• [Aim of the exercise]: Reproduce every entry in the listing without alteration.

• [Records for processing]:
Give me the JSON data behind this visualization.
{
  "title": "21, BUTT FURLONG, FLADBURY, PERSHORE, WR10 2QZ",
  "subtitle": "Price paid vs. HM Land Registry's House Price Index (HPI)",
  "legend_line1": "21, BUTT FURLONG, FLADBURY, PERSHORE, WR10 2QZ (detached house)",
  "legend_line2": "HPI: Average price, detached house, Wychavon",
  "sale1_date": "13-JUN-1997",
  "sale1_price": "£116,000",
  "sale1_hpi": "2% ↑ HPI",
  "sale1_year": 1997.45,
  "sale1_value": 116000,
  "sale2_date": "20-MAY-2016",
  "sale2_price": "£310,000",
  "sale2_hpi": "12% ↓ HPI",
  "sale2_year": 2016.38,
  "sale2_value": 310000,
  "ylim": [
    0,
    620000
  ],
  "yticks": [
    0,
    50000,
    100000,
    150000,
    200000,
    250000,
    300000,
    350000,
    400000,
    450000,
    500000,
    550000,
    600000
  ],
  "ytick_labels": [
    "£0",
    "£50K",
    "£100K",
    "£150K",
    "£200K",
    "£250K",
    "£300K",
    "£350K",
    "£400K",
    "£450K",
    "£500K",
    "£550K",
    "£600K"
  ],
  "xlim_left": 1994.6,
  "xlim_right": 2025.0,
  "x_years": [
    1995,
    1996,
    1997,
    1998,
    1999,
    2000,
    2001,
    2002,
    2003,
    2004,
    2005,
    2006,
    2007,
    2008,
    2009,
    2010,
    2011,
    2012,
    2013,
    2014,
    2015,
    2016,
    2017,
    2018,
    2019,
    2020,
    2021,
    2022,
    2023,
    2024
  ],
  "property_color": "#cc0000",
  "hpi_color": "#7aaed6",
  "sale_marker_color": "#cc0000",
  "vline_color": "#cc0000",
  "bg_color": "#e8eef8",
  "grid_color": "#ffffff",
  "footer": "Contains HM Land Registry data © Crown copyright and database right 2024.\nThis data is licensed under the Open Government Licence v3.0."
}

• [Completed exercise]:
Give me the JSON data behind this visualization.
{
  "title": "21, BUTT FURLONG, FLADBURY, PERSHORE, WR10 2QZ",
  "subtitle": "Price paid vs. HM Land Registry's House Price Index (HPI)",
  "legend_line1": "21, BUTT FURLONG, FLADBURY, PERSHORE, WR10 2QZ (detached house)",
  "legend_line2": "HPI: Average price, detached house, Wychavon",
  "sale1_date": "13-JUN-1997",
  "sale1_price": "£116,000",
  "sale1_hpi": "2% ↑ HPI",
  "sale1_year": 1997.45,
  "sale1_value": 116000,
  "sale2_date": "20-MAY-2016",
  "sale2_price": "£310,000",
  "sale2_hpi": "12% ↓ HPI",
  "sale2_year": 2016.38,
  "sale2_value": 310000,
  "ylim": [
    0,
    620000
  ],
  "yticks": [
    0,
    50000,
    100000,
    150000,
    200000,
    250000,
    300000,
    350000,
    400000,
    450000,
    500000,
    550000,
    600000
  ],
  "ytick_labels": [
    "£0",
    "£50K",
    "£100K",
    "£150K",
    "£200K",
    "£250K",
    "£300K",
    "£350K",
    "£400K",
    "£450K",
    "£500K",
    "£550K",
    "£600K"
  ],
  "xlim_left": 1994.6,
  "xlim_right": 2025.0,
  "x_years": [
    1995,
    1996,
    1997,
    1998,
    1999,
    2000,
    2001,
    2002,
    2003,
    2004,
    2005,
    2006,
    2007,
    2008,
    2009,
    2010,
    2011,
    2012,
    2013,
    2014,
    2015,
    2016,
    2017,
    2018,
    2019,
    2020,
    2021,
    2022,
    2023,
    2024
  ],
  "property_color": "#cc0000",
  "hpi_color": "#7aaed6",
  "sale_marker_color": "#cc0000",
  "vline_color": "#cc0000",
  "bg_color": "#e8eef8",
  "grid_color": "#ffffff",
  "footer": "Contains HM Land Registry data © Crown copyright and database right 2024.\nThis data is licensed under the Open Government Licence v3.0."
}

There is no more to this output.